- [AIM OF THE EXERCISE] Copy the entries line for line, from the very first line down to the line holding "0, 439, 28]", with that line included.

★ ★ ★

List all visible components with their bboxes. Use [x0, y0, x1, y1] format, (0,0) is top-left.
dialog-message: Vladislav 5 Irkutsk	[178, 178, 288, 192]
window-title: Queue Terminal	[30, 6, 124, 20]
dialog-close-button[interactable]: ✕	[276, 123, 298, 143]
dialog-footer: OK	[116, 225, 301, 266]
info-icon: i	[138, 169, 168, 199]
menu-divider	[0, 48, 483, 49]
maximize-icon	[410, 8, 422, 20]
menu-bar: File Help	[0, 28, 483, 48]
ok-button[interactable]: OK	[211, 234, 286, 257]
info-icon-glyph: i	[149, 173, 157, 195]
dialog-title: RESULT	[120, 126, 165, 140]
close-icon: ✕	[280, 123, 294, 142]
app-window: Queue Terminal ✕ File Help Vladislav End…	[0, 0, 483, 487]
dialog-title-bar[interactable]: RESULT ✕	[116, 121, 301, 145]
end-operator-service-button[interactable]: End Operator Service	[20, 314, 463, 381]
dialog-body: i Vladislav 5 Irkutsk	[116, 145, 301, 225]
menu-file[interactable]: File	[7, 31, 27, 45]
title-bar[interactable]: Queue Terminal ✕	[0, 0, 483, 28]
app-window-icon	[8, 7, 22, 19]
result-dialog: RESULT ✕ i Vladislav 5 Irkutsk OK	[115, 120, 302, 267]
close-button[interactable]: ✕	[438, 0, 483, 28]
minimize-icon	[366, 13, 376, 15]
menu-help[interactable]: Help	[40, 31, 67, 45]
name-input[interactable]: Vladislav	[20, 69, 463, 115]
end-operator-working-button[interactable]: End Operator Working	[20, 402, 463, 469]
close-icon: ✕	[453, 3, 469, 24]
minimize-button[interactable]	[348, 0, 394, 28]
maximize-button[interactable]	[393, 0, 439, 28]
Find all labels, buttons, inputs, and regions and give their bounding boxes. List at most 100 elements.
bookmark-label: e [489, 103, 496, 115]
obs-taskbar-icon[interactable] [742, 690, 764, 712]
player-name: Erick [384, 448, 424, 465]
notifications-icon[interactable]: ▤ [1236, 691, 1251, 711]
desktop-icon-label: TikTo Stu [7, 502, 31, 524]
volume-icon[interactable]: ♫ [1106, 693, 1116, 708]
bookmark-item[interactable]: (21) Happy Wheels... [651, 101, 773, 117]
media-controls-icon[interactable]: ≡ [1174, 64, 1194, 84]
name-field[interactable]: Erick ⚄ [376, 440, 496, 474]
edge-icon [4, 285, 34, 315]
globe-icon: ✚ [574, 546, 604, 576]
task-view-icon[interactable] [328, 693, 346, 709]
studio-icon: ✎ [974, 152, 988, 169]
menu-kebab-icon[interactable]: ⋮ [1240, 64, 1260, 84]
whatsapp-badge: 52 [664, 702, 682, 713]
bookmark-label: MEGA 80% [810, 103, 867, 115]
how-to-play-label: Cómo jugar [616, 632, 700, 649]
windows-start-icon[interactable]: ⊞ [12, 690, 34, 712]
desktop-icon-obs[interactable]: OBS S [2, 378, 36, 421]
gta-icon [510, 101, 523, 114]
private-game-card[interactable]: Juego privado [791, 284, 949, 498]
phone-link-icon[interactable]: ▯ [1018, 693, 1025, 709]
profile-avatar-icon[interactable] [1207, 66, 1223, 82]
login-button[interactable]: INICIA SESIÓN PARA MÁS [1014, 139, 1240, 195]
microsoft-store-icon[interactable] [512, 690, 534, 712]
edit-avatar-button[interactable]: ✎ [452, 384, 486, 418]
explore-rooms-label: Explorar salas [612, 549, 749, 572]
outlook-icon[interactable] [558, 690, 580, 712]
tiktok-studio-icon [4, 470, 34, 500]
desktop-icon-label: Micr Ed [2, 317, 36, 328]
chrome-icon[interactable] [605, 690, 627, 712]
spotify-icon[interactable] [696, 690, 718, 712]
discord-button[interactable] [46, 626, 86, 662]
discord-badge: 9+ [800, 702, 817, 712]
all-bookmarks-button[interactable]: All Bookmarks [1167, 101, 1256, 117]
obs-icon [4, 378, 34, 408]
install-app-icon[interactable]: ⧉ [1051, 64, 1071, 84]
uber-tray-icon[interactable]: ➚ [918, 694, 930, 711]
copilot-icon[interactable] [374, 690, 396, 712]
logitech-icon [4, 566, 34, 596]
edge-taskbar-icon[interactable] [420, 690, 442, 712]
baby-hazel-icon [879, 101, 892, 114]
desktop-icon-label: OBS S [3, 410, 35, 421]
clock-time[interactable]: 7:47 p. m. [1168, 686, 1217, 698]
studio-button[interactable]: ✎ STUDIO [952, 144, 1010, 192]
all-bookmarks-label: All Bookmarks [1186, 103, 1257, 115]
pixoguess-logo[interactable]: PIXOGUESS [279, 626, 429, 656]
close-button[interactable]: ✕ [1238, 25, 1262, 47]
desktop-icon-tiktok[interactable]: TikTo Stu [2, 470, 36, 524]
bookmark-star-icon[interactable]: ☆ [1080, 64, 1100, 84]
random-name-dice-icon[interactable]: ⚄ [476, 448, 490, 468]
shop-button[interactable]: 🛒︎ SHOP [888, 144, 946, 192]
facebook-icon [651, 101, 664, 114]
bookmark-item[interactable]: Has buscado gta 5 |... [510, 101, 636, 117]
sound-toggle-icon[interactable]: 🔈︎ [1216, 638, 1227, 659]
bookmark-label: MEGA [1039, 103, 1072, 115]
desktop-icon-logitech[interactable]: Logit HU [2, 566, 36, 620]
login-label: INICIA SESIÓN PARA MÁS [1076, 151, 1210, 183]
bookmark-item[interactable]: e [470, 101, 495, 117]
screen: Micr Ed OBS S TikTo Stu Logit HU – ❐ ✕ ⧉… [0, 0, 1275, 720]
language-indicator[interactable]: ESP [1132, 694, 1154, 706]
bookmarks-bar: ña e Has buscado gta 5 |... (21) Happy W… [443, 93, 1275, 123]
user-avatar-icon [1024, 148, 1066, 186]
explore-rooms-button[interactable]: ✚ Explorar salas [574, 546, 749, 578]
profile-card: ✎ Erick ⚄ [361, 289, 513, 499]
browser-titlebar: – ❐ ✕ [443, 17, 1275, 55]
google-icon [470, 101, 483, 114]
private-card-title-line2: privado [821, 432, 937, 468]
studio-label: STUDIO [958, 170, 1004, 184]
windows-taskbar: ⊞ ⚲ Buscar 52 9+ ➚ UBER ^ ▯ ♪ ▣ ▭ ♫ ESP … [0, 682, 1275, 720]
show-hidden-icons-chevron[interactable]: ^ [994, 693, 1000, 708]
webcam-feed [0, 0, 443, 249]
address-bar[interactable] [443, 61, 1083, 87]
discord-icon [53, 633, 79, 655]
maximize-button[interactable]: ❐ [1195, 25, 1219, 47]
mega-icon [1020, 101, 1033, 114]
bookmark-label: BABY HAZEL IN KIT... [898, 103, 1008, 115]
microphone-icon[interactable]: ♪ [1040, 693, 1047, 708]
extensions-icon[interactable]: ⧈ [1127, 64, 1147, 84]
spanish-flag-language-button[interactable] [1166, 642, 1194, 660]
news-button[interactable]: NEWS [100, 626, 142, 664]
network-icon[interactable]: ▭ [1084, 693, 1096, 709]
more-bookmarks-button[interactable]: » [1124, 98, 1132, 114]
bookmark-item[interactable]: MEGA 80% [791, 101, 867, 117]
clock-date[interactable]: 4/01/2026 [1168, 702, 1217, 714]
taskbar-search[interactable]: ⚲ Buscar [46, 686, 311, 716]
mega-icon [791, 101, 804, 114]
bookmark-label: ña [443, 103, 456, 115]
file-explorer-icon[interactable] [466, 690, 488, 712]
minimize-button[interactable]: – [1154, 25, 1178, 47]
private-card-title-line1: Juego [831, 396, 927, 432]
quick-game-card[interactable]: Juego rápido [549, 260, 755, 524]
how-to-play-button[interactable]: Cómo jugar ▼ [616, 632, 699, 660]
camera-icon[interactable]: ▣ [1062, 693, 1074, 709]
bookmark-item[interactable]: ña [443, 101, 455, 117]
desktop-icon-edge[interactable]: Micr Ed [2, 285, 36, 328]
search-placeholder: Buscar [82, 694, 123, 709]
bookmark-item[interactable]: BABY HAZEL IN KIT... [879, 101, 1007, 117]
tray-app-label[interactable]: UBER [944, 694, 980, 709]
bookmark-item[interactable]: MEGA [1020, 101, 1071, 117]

★ ★ ★

- [WRITTEN SOLUTION]
List all visible components with their bboxes. Use [x0, y0, x1, y1] format, (0,0) is top-left.
dialog-message: Vladislav 5 Irkutsk	[178, 178, 288, 192]
window-title: Queue Terminal	[30, 6, 124, 20]
dialog-close-button[interactable]: ✕	[276, 123, 298, 143]
dialog-footer: OK	[116, 225, 301, 266]
info-icon: i	[138, 169, 168, 199]
menu-divider	[0, 48, 483, 49]
maximize-icon	[410, 8, 422, 20]
menu-bar: File Help	[0, 28, 483, 48]
ok-button[interactable]: OK	[211, 234, 286, 257]
info-icon-glyph: i	[149, 173, 157, 195]
dialog-title: RESULT	[120, 126, 165, 140]
close-icon: ✕	[280, 123, 294, 142]
app-window: Queue Terminal ✕ File Help Vladislav End…	[0, 0, 483, 487]
dialog-title-bar[interactable]: RESULT ✕	[116, 121, 301, 145]
end-operator-service-button[interactable]: End Operator Service	[20, 314, 463, 381]
dialog-body: i Vladislav 5 Irkutsk	[116, 145, 301, 225]
menu-file[interactable]: File	[7, 31, 27, 45]
title-bar[interactable]: Queue Terminal ✕	[0, 0, 483, 28]
app-window-icon	[8, 7, 22, 19]
result-dialog: RESULT ✕ i Vladislav 5 Irkutsk OK	[115, 120, 302, 267]
close-button[interactable]: ✕	[438, 0, 483, 28]
minimize-icon	[366, 13, 376, 15]
menu-help[interactable]: Help	[40, 31, 67, 45]
name-input[interactable]: Vladislav	[20, 69, 463, 115]
end-operator-working-button[interactable]: End Operator Working	[20, 402, 463, 469]
close-icon: ✕	[453, 3, 469, 24]
minimize-button[interactable]	[348, 0, 394, 28]
maximize-button[interactable]	[393, 0, 439, 28]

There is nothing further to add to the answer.